• [Consignes]:
#1 Répondez aux questions suivantes sur l'extrait consacré à Heidegger et la guerre.
(a) Selon la citation, quel auteur voit dans la guerre la continuation de la politique par d'autres moyens ?
(b) Dans une telle guerre, que deviennent les uns comme les autres ?
(c) Quel pays est donné comme exemple actuel de la brutalité de la « guerre totale » ?
#2 Reproduisez sans rien changer le passage de l'extrait consacré à Heidegger et la guerre qui s'ouvre sur les mots contenant « Heidegger parle en » et se clôt sur « l’humain en l’homme. ».

• [Extrait proposé]:
┌────────
Je vous propose, pour poursuivre sur cette idée, d’évoquer ce long extrait qui me semble apporter une pensée tout à fait nouvelle sur la guerre. « La guerre n’est pas, comme le pense encore Clausewitz, la continuation de la politique par d’autres moyens ; si « guerre » veut dire « guerre totale », c’est-à-dire guerre déclenchée par la faisance déchaînée de l’étant, alors elle est métamorphose de la « politique », elle est un révélateur du fait que la « politique » comme toute activité vitale planifiée elle-même n’ont été qu’une exécution, cessant d’être maîtrisée, de décisions métaphysiques incontrôlées. Une telle guerre ne consiste pas à prolonger quelque chose de déjà là, mais bien à le faire entrer de gré ou de force dans l’exécution de décisions essentielles qui lui échappent. C’est pourquoi une guerre de ce genre n’admet plus « vainqueurs et vaincus»; les uns comme les autres deviennent les esclaves de l’histoire de l’estre à la mesure de laquelle d’emblée ils ne sont pas taillés, ce pour quoi ils ont été contraints à la guerre. Plus elle est déjà « réelle », et plus la « guerre totale » contraint la « politique » à revêtir la forme d’une simple exécution des impératifs et des exigences de l’étant livré à l’abandon de l’être, auquel seule l’inféodation à une planification inconditionnée assure tout compte fait la suprématie de la constante surenchère dans le pur déploiement de la puissance. »
Un conflit armé selon Heidegger est donc avant tout affaire de métaphysique et d’absence de pensée ? Comment approcher le sens de cet abandon si particulier de l’être ?

Heidegger parle en effet dans le passage sidérant que vous citez de « décisions métaphysiques incontrôlées ». Pourquoi donc ? Ce qui se fait jour avec la « guerre totale » et par tous les moyens, au mépris de tous les traités et de toutes les conventions internationales, c’est, comme on le voit aujourd’hui en Ukraine, la brutalité (p.88), quand « l’anéantissement devient un but en soi ». Or cette brutalitas, c’est selon Heidegger, le triomphe bestial de l’animal dans l’animal doué de raison ou animal rationale que nous serions d’après toute la tradition métaphysique. Alors se déchaîne, dans l’animal rationnel, l’animal qui n’a plus rien d’humain. D’autant plus urgente se fait dès lors « la possibilité d’une autre humanité » (p.153) face à la dévastation de l’humain en l’homme.
└────────
• [Données fournies]:
┌────────
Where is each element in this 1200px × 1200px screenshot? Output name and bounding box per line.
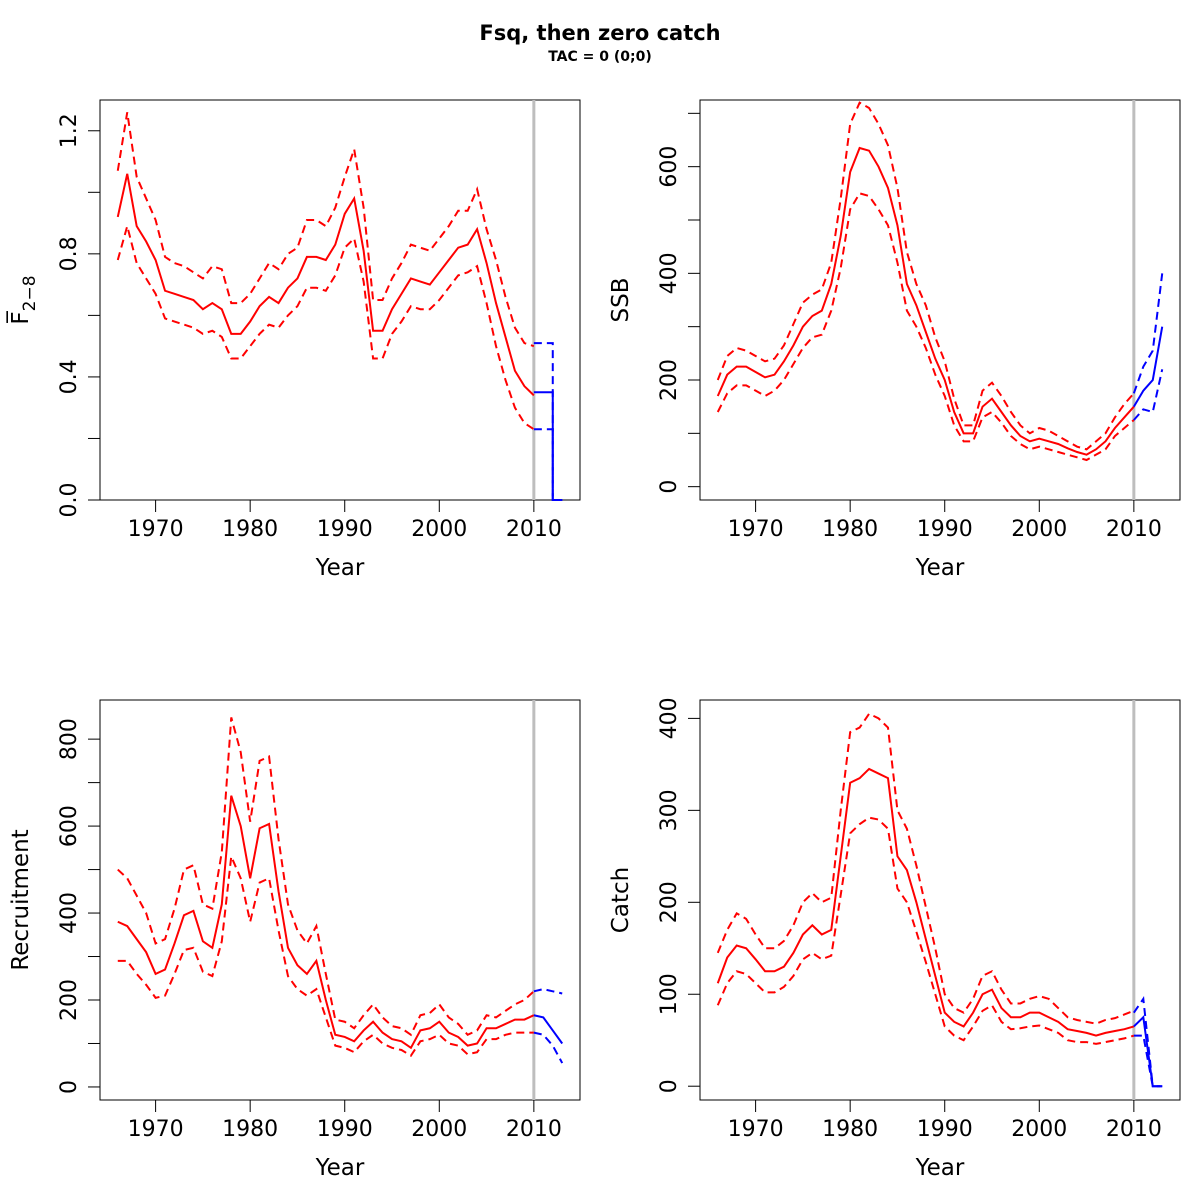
└────────
• [Corrigés]:
#1
(a) Clausewitz.
(b) Ils deviennent les esclaves de l'histoire de l'estre.
(c) L'Ukraine.

#2
Heidegger parle en effet dans le passage sidérant que vous citez de « décisions métaphysiques incontrôlées ». Pourquoi donc ? Ce qui se fait jour avec la « guerre totale » et par tous les moyens, au mépris de tous les traités et de toutes les conventions internationales, c’est, comme on le voit aujourd’hui en Ukraine, la brutalité (p.88), quand « l’anéantissement devient un but en soi ». Or cette brutalitas, c’est selon Heidegger, le triomphe bestial de l’animal dans l’animal doué de raison ou animal rationale que nous serions d’après toute la tradition métaphysique. Alors se déchaîne, dans l’animal rationnel, l’animal qui n’a plus rien d’humain. D’autant plus urgente se fait dès lors « la possibilité d’une autre humanité » (p.153) face à la dévastation de l’humain en l’homme.